------ Source records ------

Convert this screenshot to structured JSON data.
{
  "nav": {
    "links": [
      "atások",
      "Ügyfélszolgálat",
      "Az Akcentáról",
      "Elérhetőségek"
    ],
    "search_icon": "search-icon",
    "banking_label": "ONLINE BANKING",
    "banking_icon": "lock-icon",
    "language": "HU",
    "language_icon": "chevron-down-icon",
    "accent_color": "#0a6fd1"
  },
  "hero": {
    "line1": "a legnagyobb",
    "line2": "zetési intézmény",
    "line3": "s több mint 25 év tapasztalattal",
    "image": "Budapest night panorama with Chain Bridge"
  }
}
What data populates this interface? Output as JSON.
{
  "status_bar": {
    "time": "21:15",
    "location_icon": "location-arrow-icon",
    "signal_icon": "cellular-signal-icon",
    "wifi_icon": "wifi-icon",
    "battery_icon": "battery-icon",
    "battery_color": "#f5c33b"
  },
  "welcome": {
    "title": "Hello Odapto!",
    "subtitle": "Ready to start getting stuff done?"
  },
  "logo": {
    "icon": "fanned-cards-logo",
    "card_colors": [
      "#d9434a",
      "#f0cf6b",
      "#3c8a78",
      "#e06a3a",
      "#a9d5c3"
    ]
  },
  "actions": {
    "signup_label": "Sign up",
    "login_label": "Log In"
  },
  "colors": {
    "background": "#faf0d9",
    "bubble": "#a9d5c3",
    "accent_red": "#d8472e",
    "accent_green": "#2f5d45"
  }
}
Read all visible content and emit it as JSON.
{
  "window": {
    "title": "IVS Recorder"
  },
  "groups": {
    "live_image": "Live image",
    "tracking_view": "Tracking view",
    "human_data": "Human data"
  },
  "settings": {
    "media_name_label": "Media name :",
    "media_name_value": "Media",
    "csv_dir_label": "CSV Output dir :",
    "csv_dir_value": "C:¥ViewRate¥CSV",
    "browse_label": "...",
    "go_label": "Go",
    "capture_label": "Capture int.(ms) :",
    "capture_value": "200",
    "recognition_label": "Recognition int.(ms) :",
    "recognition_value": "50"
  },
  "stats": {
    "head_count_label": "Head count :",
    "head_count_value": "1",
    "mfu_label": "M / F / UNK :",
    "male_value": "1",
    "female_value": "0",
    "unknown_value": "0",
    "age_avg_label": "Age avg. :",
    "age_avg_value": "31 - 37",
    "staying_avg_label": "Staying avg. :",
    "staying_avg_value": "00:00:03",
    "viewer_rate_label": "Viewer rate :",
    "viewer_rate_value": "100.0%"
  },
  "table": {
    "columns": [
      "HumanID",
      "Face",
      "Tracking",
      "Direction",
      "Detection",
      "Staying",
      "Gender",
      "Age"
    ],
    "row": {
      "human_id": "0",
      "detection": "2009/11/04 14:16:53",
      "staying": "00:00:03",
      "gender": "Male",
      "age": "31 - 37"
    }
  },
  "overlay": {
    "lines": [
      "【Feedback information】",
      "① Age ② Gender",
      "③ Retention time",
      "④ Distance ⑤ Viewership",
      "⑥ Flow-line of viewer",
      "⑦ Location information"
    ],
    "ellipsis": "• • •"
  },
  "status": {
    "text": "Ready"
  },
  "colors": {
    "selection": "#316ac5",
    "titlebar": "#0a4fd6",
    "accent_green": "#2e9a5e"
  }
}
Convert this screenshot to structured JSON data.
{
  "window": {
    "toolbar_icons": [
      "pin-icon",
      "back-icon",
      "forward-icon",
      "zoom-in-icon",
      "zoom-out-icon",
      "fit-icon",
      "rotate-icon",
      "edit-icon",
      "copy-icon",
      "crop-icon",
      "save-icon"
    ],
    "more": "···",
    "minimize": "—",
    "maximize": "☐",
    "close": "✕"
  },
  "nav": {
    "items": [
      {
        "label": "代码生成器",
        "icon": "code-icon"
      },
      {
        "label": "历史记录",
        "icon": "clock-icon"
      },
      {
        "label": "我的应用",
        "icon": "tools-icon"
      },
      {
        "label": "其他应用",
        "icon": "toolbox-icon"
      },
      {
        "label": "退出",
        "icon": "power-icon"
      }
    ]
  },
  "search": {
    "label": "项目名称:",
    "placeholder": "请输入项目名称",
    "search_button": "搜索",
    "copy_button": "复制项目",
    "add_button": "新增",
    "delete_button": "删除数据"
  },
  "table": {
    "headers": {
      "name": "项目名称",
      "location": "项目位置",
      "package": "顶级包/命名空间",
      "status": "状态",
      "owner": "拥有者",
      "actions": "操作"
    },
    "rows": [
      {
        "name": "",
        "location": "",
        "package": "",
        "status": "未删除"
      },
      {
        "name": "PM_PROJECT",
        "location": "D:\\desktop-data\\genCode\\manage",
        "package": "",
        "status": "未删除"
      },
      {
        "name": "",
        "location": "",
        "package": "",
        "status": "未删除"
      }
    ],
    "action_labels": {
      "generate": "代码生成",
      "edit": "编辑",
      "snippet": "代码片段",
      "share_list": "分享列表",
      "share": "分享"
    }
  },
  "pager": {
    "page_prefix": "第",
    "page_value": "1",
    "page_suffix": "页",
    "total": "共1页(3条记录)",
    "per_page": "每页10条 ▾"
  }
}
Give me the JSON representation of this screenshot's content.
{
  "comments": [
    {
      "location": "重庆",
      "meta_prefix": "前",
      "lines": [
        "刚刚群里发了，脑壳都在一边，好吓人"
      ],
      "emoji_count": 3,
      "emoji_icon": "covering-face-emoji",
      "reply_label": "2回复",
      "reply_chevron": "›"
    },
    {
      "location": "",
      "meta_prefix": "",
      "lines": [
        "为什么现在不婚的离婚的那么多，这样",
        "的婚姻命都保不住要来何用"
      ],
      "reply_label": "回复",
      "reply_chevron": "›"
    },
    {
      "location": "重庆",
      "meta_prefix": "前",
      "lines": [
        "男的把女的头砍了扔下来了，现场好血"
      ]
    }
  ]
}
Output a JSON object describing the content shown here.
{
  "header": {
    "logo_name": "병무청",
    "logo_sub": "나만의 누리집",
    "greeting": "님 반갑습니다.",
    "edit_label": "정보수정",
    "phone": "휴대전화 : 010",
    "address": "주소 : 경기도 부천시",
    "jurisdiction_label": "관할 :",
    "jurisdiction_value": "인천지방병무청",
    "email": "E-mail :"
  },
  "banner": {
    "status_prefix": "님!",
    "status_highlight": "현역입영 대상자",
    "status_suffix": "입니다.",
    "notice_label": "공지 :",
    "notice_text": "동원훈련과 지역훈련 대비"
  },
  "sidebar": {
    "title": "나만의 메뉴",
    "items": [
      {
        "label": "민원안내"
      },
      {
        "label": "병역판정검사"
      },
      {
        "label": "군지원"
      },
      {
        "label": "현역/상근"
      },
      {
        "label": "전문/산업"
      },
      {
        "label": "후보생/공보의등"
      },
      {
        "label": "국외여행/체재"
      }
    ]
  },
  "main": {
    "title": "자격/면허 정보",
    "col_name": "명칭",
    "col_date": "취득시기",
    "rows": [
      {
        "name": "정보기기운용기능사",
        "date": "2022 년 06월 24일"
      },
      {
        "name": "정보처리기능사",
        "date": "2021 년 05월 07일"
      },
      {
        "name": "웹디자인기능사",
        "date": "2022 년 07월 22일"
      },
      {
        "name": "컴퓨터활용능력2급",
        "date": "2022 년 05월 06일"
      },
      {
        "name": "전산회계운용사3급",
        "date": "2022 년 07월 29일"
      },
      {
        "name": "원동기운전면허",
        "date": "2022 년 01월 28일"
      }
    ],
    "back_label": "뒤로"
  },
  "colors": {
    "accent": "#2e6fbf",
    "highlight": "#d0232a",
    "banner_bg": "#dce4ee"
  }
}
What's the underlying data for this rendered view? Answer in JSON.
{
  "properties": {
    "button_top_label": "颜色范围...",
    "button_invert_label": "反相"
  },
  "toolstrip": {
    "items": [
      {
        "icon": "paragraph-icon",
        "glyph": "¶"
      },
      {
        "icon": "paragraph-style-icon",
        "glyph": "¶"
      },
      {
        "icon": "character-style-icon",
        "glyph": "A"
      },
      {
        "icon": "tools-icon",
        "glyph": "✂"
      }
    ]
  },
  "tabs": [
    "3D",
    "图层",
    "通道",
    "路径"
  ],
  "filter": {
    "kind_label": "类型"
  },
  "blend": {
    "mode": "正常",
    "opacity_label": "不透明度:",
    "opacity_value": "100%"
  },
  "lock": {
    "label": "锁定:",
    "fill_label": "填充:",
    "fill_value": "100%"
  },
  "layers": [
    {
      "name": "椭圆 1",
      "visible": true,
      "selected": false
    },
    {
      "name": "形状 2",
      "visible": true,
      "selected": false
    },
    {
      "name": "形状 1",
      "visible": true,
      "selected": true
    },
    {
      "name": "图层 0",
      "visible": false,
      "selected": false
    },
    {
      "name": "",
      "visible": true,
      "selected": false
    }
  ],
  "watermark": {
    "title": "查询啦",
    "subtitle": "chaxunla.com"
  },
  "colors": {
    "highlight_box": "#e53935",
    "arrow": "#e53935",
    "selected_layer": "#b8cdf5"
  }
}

------

▶ _Exercise brief_
Show the lines that mention the word "Output".

▶ _Result for this task_
What data populates this interface? Output as JSON.
    "csv_dir_label": "CSV Output dir :",
Output a JSON object describing the content shown here.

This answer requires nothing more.